#### What you need to do:
Write the records out again exactly, leaving no images in.

[Collected data entries]

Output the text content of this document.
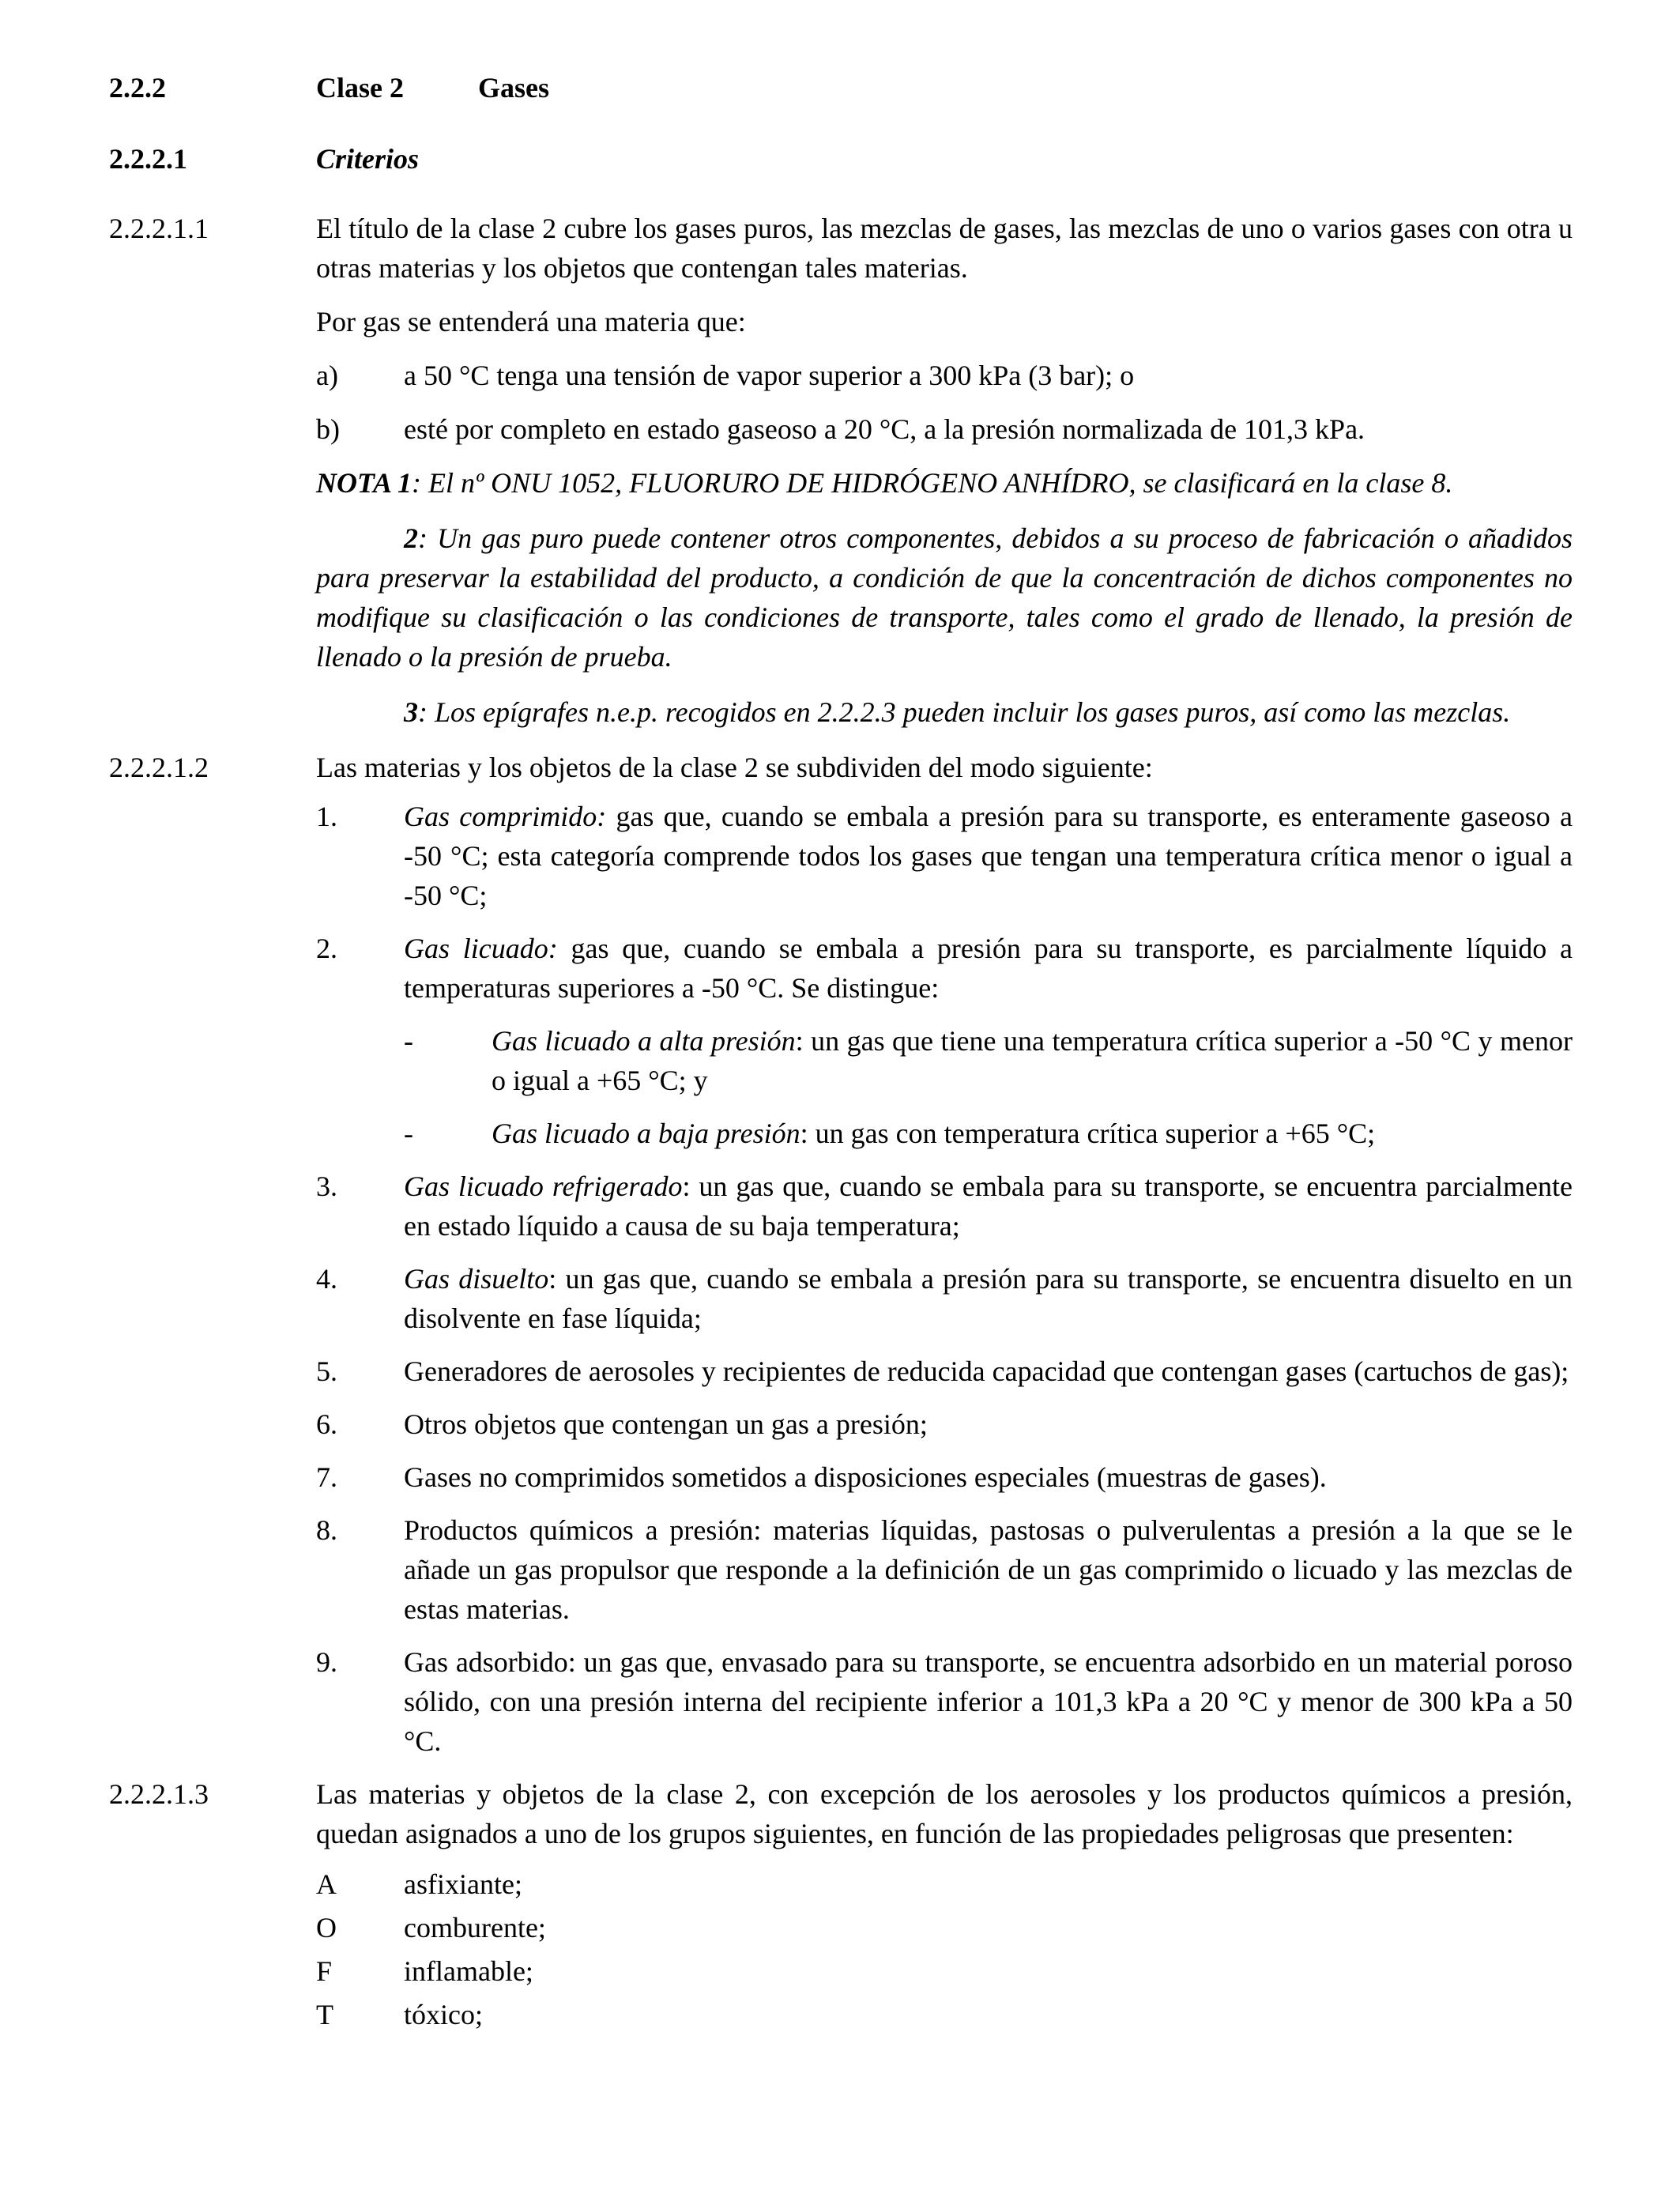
2.2.2	Clase 2	Gases
2.2.2.1	Criterios
2.2.2.1.1	El título de la clase 2 cubre los gases puros, las mezclas de gases, las mezclas de uno o varios gases con otra u otras materias y los objetos que contengan tales materias.
Por gas se entenderá una materia que:
a)	a 50 °C tenga una tensión de vapor superior a 300 kPa (3 bar); o
b)	esté por completo en estado gaseoso a 20 °C, a la presión normalizada de 101,3 kPa.
NOTA 1: El nº ONU 1052, FLUORURO DE HIDRÓGENO ANHÍDRO, se clasificará en la clase 8.
2: Un gas puro puede contener otros componentes, debidos a su proceso de fabricación o añadidos para preservar la estabilidad del producto, a condición de que la concentración de dichos componentes no modifique su clasificación o las condiciones de transporte, tales como el grado de llenado, la presión de llenado o la presión de prueba.
3: Los epígrafes n.e.p. recogidos en 2.2.2.3 pueden incluir los gases puros, así como las mezclas.
2.2.2.1.2	Las materias y los objetos de la clase 2 se subdividen del modo siguiente:
1.	Gas comprimido: gas que, cuando se embala a presión para su transporte, es enteramente gaseoso a -50 °C; esta categoría comprende todos los gases que tengan una temperatura crítica menor o igual a -50 °C;
2.	Gas licuado: gas que, cuando se embala a presión para su transporte, es parcialmente líquido a temperaturas superiores a -50 °C. Se distingue:
-	Gas licuado a alta presión: un gas que tiene una temperatura crítica superior a -50 °C y menor o igual a +65 °C; y
-	Gas licuado a baja presión: un gas con temperatura crítica superior a +65 °C;
3.	Gas licuado refrigerado: un gas que, cuando se embala para su transporte, se encuentra parcialmente en estado líquido a causa de su baja temperatura;
4.	Gas disuelto: un gas que, cuando se embala a presión para su transporte, se encuentra disuelto en un disolvente en fase líquida;
5.	Generadores de aerosoles y recipientes de reducida capacidad que contengan gases (cartuchos de gas);
6.	Otros objetos que contengan un gas a presión;
7.	Gases no comprimidos sometidos a disposiciones especiales (muestras de gases).
8.	Productos químicos a presión: materias líquidas, pastosas o pulverulentas a presión a la que se le añade un gas propulsor que responde a la definición de un gas comprimido o licuado y las mezclas de estas materias.
9.	Gas adsorbido: un gas que, envasado para su transporte, se encuentra adsorbido en un material poroso sólido, con una presión interna del recipiente inferior a 101,3 kPa a 20 °C y menor de 300 kPa a 50 °C.
2.2.2.1.3	Las materias y objetos de la clase 2, con excepción de los aerosoles y los productos químicos a presión, quedan asignados a uno de los grupos siguientes, en función de las propiedades peligrosas que presenten:
A	asfixiante;
O	comburente;
F	inflamable;
T	tóxico;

#### Answer to the problem:
Output the text content of this document.
2.2.2	Clase 2	Gases
2.2.2.1	Criterios
2.2.2.1.1	El título de la clase 2 cubre los gases puros, las mezclas de gases, las mezclas de uno o varios gases con otra u otras materias y los objetos que contengan tales materias.
Por gas se entenderá una materia que:
a)	a 50 °C tenga una tensión de vapor superior a 300 kPa (3 bar); o
b)	esté por completo en estado gaseoso a 20 °C, a la presión normalizada de 101,3 kPa.
NOTA 1: El nº ONU 1052, FLUORURO DE HIDRÓGENO ANHÍDRO, se clasificará en la clase 8.
2: Un gas puro puede contener otros componentes, debidos a su proceso de fabricación o añadidos para preservar la estabilidad del producto, a condición de que la concentración de dichos componentes no modifique su clasificación o las condiciones de transporte, tales como el grado de llenado, la presión de llenado o la presión de prueba.
3: Los epígrafes n.e.p. recogidos en 2.2.2.3 pueden incluir los gases puros, así como las mezclas.
2.2.2.1.2	Las materias y los objetos de la clase 2 se subdividen del modo siguiente:
1.	Gas comprimido: gas que, cuando se embala a presión para su transporte, es enteramente gaseoso a -50 °C; esta categoría comprende todos los gases que tengan una temperatura crítica menor o igual a -50 °C;
2.	Gas licuado: gas que, cuando se embala a presión para su transporte, es parcialmente líquido a temperaturas superiores a -50 °C. Se distingue:
-	Gas licuado a alta presión: un gas que tiene una temperatura crítica superior a -50 °C y menor o igual a +65 °C; y
-	Gas licuado a baja presión: un gas con temperatura crítica superior a +65 °C;
3.	Gas licuado refrigerado: un gas que, cuando se embala para su transporte, se encuentra parcialmente en estado líquido a causa de su baja temperatura;
4.	Gas disuelto: un gas que, cuando se embala a presión para su transporte, se encuentra disuelto en un disolvente en fase líquida;
5.	Generadores de aerosoles y recipientes de reducida capacidad que contengan gases (cartuchos de gas);
6.	Otros objetos que contengan un gas a presión;
7.	Gases no comprimidos sometidos a disposiciones especiales (muestras de gases).
8.	Productos químicos a presión: materias líquidas, pastosas o pulverulentas a presión a la que se le añade un gas propulsor que responde a la definición de un gas comprimido o licuado y las mezclas de estas materias.
9.	Gas adsorbido: un gas que, envasado para su transporte, se encuentra adsorbido en un material poroso sólido, con una presión interna del recipiente inferior a 101,3 kPa a 20 °C y menor de 300 kPa a 50 °C.
2.2.2.1.3	Las materias y objetos de la clase 2, con excepción de los aerosoles y los productos químicos a presión, quedan asignados a uno de los grupos siguientes, en función de las propiedades peligrosas que presenten:
A	asfixiante;
O	comburente;
F	inflamable;
T	tóxico;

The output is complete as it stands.